Exercise goal
Write the records below out in full, character for character, with no pictures.
* BEGIN Dataset *
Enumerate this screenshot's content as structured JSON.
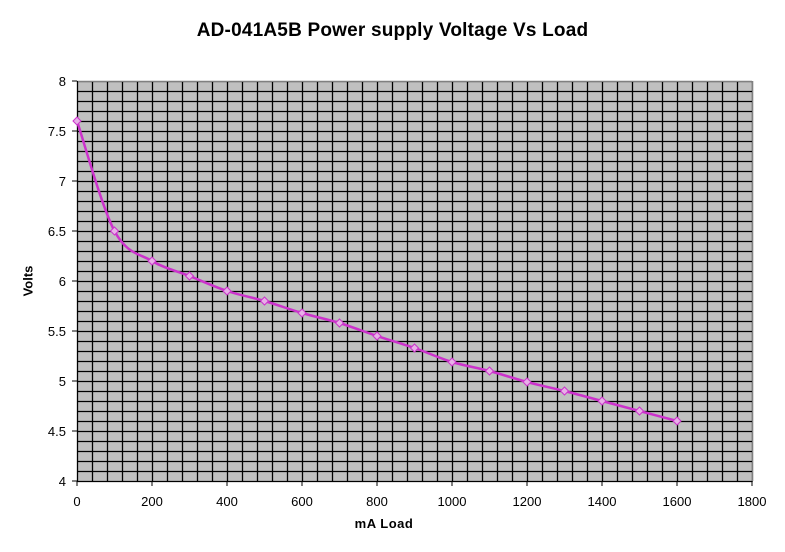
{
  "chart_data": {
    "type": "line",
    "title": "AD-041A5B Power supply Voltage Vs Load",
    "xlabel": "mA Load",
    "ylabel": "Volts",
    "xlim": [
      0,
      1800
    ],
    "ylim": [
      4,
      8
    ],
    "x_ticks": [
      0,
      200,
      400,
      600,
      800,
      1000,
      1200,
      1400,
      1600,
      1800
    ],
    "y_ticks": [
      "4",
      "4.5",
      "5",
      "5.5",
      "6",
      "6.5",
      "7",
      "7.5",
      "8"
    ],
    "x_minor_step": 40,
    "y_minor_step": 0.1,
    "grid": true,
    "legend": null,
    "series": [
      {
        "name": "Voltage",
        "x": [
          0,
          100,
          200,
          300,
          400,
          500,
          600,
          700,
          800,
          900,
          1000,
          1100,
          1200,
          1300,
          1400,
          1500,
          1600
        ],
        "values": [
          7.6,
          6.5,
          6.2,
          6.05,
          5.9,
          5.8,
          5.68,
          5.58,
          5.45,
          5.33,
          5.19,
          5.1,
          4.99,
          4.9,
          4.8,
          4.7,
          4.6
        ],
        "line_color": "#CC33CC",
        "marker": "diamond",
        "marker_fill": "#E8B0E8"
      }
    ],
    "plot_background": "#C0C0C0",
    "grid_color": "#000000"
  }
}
* END Dataset *
The result
Enumerate this screenshot's content as structured JSON.
{
  "chart_data": {
    "type": "line",
    "title": "AD-041A5B Power supply Voltage Vs Load",
    "xlabel": "mA Load",
    "ylabel": "Volts",
    "xlim": [
      0,
      1800
    ],
    "ylim": [
      4,
      8
    ],
    "x_ticks": [
      0,
      200,
      400,
      600,
      800,
      1000,
      1200,
      1400,
      1600,
      1800
    ],
    "y_ticks": [
      "4",
      "4.5",
      "5",
      "5.5",
      "6",
      "6.5",
      "7",
      "7.5",
      "8"
    ],
    "x_minor_step": 40,
    "y_minor_step": 0.1,
    "grid": true,
    "legend": null,
    "series": [
      {
        "name": "Voltage",
        "x": [
          0,
          100,
          200,
          300,
          400,
          500,
          600,
          700,
          800,
          900,
          1000,
          1100,
          1200,
          1300,
          1400,
          1500,
          1600
        ],
        "values": [
          7.6,
          6.5,
          6.2,
          6.05,
          5.9,
          5.8,
          5.68,
          5.58,
          5.45,
          5.33,
          5.19,
          5.1,
          4.99,
          4.9,
          4.8,
          4.7,
          4.6
        ],
        "line_color": "#CC33CC",
        "marker": "diamond",
        "marker_fill": "#E8B0E8"
      }
    ],
    "plot_background": "#C0C0C0",
    "grid_color": "#000000"
  }
}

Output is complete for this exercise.